# Written instruction:
Pull out each line of the records holding the string "suma".

# Source material:
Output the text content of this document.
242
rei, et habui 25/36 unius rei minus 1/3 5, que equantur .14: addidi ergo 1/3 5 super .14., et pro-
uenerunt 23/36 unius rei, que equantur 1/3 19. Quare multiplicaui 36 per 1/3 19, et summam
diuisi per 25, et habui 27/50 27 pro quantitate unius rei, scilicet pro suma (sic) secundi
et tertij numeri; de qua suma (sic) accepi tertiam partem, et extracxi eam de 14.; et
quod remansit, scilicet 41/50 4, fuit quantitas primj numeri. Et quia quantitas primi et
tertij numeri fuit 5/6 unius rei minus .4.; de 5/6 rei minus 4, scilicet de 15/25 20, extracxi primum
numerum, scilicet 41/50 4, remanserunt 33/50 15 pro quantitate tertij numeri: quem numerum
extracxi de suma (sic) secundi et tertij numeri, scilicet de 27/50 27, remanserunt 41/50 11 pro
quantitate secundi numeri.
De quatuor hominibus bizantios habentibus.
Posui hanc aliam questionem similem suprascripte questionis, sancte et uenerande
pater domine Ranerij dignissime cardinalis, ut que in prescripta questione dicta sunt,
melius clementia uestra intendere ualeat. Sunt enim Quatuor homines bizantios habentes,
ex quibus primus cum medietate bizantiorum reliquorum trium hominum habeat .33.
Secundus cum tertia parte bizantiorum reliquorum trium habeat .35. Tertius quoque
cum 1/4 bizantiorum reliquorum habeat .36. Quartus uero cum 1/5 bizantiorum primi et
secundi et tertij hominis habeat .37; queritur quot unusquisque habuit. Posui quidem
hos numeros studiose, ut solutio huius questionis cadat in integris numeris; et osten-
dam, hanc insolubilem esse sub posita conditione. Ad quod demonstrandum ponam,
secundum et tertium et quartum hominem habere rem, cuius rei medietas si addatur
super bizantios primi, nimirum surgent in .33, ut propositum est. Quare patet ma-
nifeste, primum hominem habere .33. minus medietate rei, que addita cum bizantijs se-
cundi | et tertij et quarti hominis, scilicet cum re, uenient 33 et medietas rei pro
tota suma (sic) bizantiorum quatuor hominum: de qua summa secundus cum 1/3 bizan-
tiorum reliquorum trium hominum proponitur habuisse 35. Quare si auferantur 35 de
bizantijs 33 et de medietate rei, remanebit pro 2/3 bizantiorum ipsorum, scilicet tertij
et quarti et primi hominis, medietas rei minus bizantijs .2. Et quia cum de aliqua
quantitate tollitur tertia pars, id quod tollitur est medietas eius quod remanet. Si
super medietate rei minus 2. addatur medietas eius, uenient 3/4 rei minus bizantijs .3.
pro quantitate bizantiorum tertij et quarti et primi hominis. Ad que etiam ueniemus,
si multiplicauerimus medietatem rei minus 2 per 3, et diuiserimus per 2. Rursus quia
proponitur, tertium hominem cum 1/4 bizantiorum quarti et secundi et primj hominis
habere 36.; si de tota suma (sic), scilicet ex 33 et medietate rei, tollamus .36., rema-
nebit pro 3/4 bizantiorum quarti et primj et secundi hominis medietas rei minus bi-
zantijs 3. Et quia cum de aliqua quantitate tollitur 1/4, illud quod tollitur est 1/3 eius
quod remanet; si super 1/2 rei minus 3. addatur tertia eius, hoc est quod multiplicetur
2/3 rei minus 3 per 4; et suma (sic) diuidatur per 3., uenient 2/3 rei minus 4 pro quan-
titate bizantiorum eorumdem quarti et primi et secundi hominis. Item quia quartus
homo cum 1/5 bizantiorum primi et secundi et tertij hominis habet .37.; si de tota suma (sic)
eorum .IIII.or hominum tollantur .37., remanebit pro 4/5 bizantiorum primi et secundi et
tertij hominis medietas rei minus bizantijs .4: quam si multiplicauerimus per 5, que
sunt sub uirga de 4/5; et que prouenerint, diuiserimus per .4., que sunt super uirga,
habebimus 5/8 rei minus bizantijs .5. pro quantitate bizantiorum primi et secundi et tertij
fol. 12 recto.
...
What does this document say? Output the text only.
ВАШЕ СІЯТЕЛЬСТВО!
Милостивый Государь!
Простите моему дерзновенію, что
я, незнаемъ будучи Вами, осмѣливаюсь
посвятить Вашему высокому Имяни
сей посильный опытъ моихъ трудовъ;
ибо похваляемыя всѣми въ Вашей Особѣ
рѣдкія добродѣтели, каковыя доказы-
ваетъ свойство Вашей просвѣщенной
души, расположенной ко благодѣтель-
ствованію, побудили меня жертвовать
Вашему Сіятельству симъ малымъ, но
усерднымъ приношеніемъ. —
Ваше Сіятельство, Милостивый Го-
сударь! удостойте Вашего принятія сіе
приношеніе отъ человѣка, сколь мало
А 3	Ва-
* * *
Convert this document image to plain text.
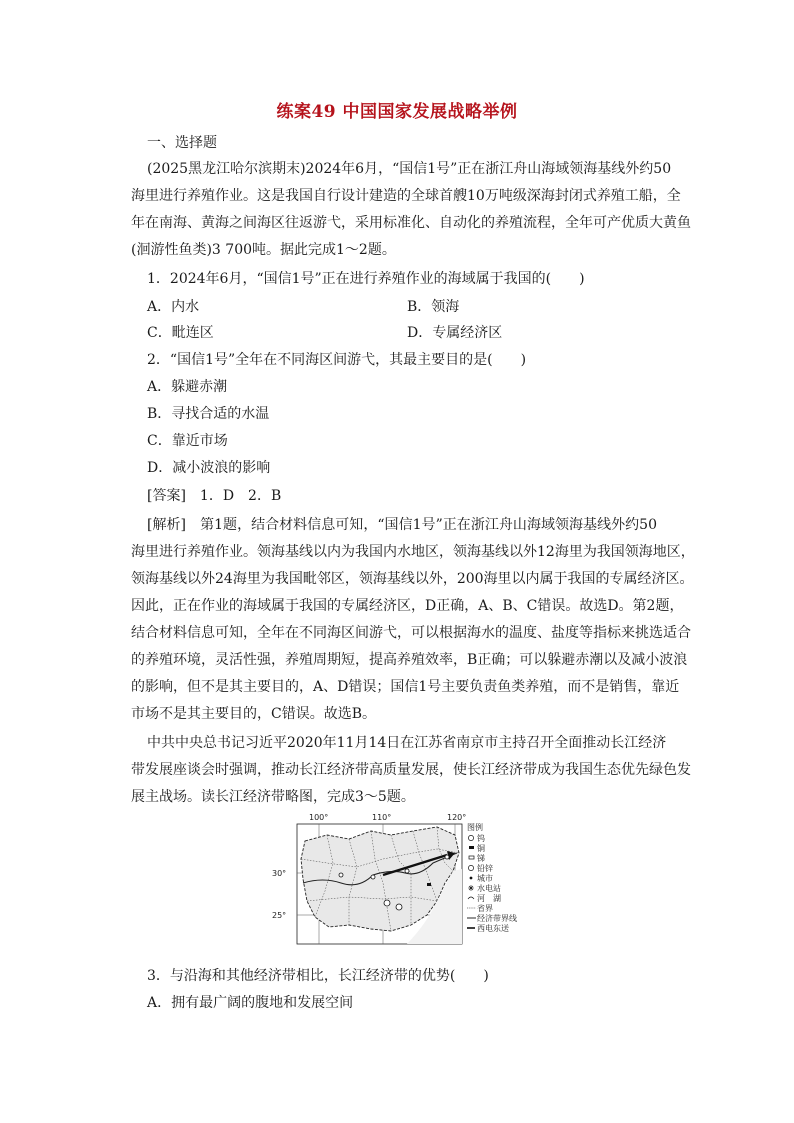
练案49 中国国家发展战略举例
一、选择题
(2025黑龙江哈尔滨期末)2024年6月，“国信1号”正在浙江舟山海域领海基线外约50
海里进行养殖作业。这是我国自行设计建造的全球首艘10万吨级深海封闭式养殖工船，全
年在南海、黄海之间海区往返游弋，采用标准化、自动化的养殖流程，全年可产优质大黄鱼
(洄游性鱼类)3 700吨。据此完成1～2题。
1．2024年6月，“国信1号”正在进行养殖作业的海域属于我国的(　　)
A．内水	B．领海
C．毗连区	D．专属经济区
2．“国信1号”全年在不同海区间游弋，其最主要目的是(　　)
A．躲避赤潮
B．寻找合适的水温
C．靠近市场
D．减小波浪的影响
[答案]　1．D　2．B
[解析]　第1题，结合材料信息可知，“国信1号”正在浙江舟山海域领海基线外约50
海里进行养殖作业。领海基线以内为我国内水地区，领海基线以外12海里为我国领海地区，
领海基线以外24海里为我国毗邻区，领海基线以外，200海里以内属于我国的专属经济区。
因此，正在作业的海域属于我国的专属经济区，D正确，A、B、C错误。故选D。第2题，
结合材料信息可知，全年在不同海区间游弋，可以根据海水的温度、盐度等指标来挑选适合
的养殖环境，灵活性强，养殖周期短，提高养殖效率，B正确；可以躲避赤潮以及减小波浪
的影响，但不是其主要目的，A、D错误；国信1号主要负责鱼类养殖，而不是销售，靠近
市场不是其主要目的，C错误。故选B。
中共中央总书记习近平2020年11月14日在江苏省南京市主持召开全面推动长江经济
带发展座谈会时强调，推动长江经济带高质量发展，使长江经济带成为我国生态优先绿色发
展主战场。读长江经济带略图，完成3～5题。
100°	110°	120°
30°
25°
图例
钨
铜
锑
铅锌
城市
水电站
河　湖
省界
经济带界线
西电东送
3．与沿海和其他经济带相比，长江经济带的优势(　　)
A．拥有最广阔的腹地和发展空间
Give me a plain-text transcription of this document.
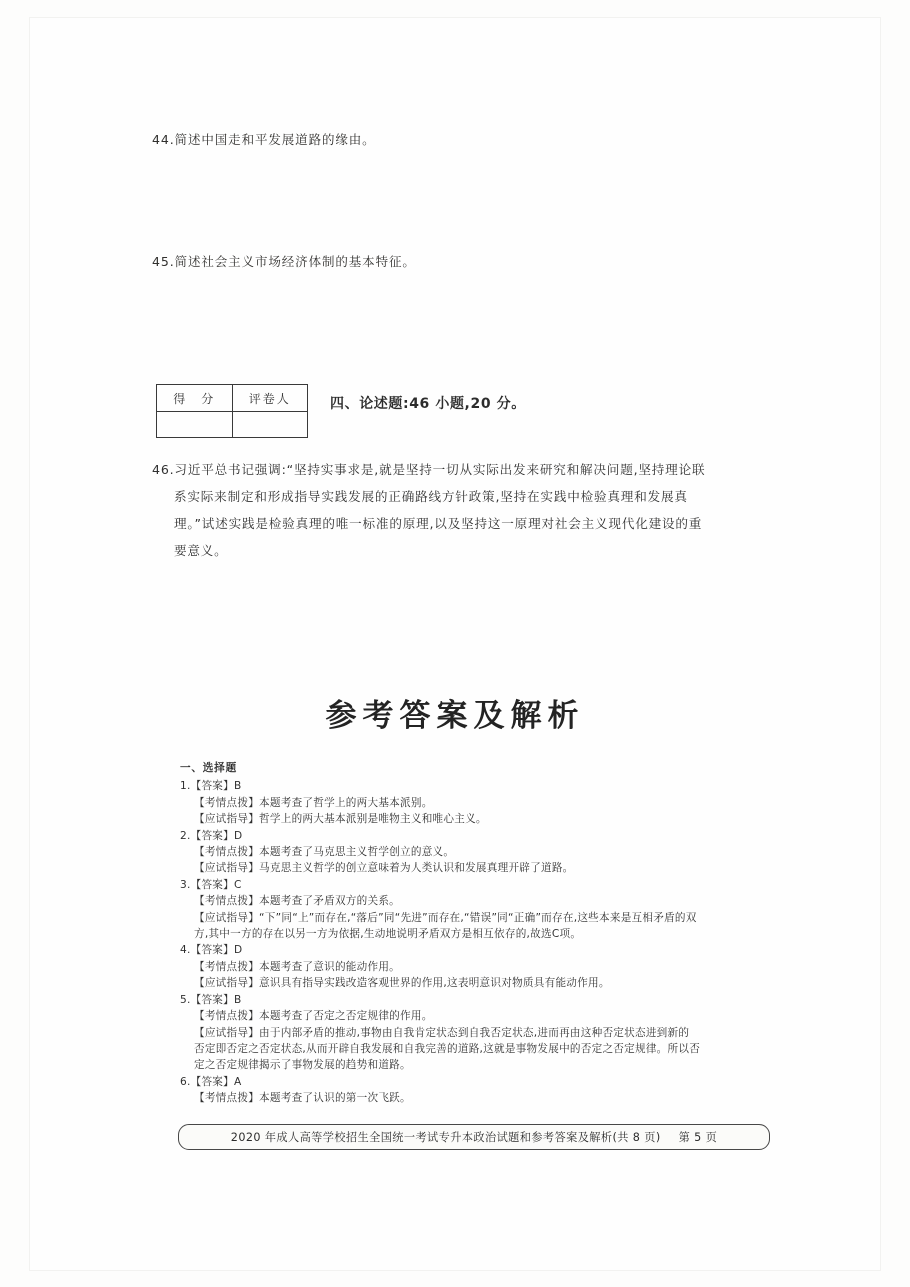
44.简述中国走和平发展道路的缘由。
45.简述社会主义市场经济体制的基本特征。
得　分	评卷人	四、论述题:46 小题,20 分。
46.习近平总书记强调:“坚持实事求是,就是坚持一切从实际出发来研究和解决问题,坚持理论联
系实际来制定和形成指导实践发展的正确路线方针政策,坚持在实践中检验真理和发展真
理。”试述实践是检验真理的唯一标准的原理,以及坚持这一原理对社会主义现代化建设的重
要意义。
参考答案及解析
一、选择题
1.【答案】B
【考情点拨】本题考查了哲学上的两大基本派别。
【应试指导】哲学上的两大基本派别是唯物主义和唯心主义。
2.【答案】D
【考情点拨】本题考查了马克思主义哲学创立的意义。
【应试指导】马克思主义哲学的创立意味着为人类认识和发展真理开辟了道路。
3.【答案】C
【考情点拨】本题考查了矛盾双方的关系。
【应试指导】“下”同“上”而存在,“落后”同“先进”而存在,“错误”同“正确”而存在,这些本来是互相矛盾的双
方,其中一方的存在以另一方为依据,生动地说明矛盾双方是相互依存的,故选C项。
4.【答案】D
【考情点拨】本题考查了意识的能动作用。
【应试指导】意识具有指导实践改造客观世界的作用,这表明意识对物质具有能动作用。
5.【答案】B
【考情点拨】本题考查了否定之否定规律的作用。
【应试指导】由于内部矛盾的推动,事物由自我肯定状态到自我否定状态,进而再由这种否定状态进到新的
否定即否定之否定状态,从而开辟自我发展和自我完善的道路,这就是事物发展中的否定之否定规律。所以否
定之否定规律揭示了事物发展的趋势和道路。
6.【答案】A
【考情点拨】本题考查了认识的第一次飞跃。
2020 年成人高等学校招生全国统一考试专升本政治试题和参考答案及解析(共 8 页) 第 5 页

# Solution to this problem:
diuisi per 25, et habui 27/50 27 pro quantitate unius rei, scilicet pro suma (sic) secundi
et tertij numeri; de qua suma (sic) accepi tertiam partem, et extracxi eam de 14.; et
extracxi de suma (sic) secundi et tertij numeri, scilicet de 27/50 27, remanserunt 41/50 11 pro
tota suma (sic) bizantiorum quatuor hominum: de qua summa secundus cum 1/3 bizan-
habere 36.; si de tota suma (sic), scilicet ex 33 et medietate rei, tollamus .36., rema-
2/3 rei minus 3 per 4; et suma (sic) diuidatur per 3., uenient 2/3 rei minus 4 pro quan-
homo cum 1/5 bizantiorum primi et secundi et tertij hominis habet .37.; si de tota suma (sic)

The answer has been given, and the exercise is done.